__Exercise task__
Locate the word "Статистика" in the material, then show every line that holds it.

(Data records)
====
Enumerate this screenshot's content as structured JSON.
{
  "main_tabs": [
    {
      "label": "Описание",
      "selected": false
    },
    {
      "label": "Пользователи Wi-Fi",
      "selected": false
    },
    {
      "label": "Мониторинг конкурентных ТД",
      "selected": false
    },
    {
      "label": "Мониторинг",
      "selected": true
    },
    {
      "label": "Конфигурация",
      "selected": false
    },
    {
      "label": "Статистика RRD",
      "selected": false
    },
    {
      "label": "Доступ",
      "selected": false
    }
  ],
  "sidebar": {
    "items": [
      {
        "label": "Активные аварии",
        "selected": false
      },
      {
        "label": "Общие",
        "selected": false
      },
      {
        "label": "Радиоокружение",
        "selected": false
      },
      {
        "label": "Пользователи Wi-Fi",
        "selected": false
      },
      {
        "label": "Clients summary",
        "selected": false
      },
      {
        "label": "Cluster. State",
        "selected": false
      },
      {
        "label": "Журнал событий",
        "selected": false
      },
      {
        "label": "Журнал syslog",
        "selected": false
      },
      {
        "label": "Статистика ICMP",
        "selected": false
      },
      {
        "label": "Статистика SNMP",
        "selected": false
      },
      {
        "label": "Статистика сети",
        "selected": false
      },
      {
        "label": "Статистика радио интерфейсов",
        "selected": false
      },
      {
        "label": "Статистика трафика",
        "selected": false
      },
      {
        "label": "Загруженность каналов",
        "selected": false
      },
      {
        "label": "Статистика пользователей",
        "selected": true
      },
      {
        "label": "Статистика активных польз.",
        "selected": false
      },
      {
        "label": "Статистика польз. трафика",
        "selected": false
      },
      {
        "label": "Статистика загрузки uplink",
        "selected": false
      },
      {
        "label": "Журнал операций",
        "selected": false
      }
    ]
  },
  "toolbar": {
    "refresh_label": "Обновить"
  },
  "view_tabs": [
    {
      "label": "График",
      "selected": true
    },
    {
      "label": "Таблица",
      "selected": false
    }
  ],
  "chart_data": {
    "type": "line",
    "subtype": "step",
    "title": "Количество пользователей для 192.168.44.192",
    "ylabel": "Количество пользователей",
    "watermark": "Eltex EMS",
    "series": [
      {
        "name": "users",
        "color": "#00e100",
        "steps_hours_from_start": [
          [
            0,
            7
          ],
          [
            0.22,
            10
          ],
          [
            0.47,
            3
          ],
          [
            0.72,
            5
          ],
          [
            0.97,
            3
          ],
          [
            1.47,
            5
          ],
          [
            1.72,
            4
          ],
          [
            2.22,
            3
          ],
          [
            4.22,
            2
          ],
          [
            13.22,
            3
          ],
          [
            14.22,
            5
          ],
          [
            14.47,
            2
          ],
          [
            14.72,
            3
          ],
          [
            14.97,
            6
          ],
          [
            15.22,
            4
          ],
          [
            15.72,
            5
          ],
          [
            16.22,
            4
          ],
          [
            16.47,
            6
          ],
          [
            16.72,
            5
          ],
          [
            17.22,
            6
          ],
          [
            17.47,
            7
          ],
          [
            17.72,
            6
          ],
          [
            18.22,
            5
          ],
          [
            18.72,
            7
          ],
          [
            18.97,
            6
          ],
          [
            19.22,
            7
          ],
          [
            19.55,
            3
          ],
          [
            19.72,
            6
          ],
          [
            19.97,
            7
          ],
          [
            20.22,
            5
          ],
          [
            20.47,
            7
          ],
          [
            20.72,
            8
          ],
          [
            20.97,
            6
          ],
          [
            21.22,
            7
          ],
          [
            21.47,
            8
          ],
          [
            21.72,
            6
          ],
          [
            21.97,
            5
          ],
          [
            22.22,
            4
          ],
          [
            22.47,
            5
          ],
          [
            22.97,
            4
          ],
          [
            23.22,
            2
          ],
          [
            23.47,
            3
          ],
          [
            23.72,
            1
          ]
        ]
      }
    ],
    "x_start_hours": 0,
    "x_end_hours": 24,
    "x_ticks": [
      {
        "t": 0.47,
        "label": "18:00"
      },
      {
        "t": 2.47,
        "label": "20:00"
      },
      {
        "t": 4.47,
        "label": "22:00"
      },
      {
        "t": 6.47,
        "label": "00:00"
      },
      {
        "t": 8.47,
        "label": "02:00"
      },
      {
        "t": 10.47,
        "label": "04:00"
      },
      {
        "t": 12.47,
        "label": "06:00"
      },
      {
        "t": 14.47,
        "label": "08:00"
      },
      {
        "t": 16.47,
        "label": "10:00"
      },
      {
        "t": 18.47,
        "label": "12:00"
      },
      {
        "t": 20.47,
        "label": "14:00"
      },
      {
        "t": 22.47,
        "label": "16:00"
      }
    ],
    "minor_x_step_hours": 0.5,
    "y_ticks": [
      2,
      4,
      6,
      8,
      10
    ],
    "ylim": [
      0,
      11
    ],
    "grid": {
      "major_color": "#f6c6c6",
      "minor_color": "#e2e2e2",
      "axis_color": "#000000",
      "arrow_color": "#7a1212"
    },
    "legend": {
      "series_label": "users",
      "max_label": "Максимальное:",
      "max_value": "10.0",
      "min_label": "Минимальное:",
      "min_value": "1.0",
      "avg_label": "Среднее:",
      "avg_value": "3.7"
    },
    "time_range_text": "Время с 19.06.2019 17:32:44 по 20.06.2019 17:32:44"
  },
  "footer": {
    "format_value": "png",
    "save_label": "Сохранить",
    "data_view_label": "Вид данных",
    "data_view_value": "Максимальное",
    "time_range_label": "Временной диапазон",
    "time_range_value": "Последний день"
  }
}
====
__Expected answer__
      "label": "Статистика RRD",
        "label": "Статистика ICMP",
        "label": "Статистика SNMP",
        "label": "Статистика сети",
        "label": "Статистика радио интерфейсов",
        "label": "Статистика трафика",
        "label": "Статистика пользователей",
        "label": "Статистика активных польз.",
        "label": "Статистика польз. трафика",
        "label": "Статистика загрузки uplink",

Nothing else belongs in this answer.